Rewrite the lines from the first one through the line holding "svg-text:F(3,0): F(3,0) —", inclusive, as a Markdown table with the columns No. and Entry. Number each row and leave out blank lines.
***** Extracted data
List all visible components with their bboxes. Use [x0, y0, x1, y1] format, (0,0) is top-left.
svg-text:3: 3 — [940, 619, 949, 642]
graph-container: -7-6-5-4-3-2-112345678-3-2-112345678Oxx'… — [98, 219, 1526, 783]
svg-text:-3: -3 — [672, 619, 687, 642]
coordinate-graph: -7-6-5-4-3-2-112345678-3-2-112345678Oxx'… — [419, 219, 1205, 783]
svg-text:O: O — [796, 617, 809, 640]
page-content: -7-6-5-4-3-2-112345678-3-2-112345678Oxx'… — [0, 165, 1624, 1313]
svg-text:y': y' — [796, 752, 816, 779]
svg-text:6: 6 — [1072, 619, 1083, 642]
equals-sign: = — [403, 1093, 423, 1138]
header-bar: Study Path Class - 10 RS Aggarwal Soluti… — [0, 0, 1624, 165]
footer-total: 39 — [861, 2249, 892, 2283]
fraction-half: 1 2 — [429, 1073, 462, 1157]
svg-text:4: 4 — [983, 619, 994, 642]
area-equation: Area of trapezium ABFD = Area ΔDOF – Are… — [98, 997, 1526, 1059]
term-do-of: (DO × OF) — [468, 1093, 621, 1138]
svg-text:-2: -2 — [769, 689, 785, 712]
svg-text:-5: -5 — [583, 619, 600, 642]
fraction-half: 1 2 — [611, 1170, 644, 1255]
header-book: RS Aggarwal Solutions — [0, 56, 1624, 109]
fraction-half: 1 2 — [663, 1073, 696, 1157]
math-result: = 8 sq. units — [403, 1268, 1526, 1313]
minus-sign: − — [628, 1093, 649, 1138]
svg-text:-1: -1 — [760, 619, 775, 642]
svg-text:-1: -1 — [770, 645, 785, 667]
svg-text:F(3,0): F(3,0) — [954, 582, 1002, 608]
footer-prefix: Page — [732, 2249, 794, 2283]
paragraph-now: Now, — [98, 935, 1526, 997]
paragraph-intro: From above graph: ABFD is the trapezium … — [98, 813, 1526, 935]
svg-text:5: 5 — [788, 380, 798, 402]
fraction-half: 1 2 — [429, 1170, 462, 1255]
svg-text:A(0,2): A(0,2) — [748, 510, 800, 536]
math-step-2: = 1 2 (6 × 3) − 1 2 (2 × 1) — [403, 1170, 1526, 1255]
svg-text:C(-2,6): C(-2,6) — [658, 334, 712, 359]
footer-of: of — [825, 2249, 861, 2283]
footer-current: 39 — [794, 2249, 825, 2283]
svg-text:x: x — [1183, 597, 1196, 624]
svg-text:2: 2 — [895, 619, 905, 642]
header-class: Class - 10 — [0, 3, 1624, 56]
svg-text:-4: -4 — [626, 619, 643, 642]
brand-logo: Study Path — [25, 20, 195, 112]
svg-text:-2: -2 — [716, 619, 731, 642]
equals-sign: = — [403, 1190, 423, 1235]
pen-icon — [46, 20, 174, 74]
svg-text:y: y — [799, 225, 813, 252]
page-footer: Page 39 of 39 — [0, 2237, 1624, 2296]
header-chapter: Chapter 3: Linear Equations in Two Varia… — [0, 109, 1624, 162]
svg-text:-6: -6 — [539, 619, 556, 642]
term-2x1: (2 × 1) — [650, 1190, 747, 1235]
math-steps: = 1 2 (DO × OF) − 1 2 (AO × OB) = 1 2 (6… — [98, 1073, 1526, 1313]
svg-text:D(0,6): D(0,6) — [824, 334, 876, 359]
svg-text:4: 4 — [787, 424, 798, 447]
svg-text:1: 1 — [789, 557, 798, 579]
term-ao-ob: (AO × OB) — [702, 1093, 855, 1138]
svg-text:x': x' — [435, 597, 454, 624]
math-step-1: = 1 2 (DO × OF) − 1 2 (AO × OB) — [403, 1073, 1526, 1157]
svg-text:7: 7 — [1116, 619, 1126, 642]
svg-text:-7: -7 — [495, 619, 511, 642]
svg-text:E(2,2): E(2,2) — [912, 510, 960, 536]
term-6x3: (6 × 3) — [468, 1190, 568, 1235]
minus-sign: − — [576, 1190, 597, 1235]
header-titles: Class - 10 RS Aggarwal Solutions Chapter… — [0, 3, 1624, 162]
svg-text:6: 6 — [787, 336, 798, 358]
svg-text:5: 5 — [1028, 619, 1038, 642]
**********
> _Exercise response_
| No. | Entry |
|---|---|
| 1 | List all visible components with their bboxes. Use [x0, y0, x1, y1] format, (0,0) is top-left. |
| 2 | svg-text:3: 3 — [940, 619, 949, 642] |
| 3 | graph-container: -7-6-5-4-3-2-112345678-3-2-112345678Oxx'… — [98, 219, 1526, 783] |
| 4 | svg-text:-3: -3 — [672, 619, 687, 642] |
| 5 | coordinate-graph: -7-6-5-4-3-2-112345678-3-2-112345678Oxx'… — [419, 219, 1205, 783] |
| 6 | svg-text:O: O — [796, 617, 809, 640] |
| 7 | page-content: -7-6-5-4-3-2-112345678-3-2-112345678Oxx'… — [0, 165, 1624, 1313] |
| 8 | svg-text:y': y' — [796, 752, 816, 779] |
| 9 | svg-text:6: 6 — [1072, 619, 1083, 642] |
| 10 | equals-sign: = — [403, 1093, 423, 1138] |
| 11 | header-bar: Study Path Class - 10 RS Aggarwal Soluti… — [0, 0, 1624, 165] |
| 12 | footer-total: 39 — [861, 2249, 892, 2283] |
| 13 | fraction-half: 1 2 — [429, 1073, 462, 1157] |
| 14 | svg-text:4: 4 — [983, 619, 994, 642] |
| 15 | area-equation: Area of trapezium ABFD = Area ΔDOF – Are… — [98, 997, 1526, 1059] |
| 16 | term-do-of: (DO × OF) — [468, 1093, 621, 1138] |
| 17 | svg-text:-2: -2 — [769, 689, 785, 712] |
| 18 | svg-text:-5: -5 — [583, 619, 600, 642] |
| 19 | fraction-half: 1 2 — [611, 1170, 644, 1255] |
| 20 | header-book: RS Aggarwal Solutions — [0, 56, 1624, 109] |
| 21 | fraction-half: 1 2 — [663, 1073, 696, 1157] |
| 22 | math-result: = 8 sq. units — [403, 1268, 1526, 1313] |
| 23 | minus-sign: − — [628, 1093, 649, 1138] |
| 24 | svg-text:-1: -1 — [760, 619, 775, 642] |
| 25 | svg-text:-1: -1 — [770, 645, 785, 667] |
| 26 | svg-text:F(3,0): F(3,0) — [954, 582, 1002, 608] |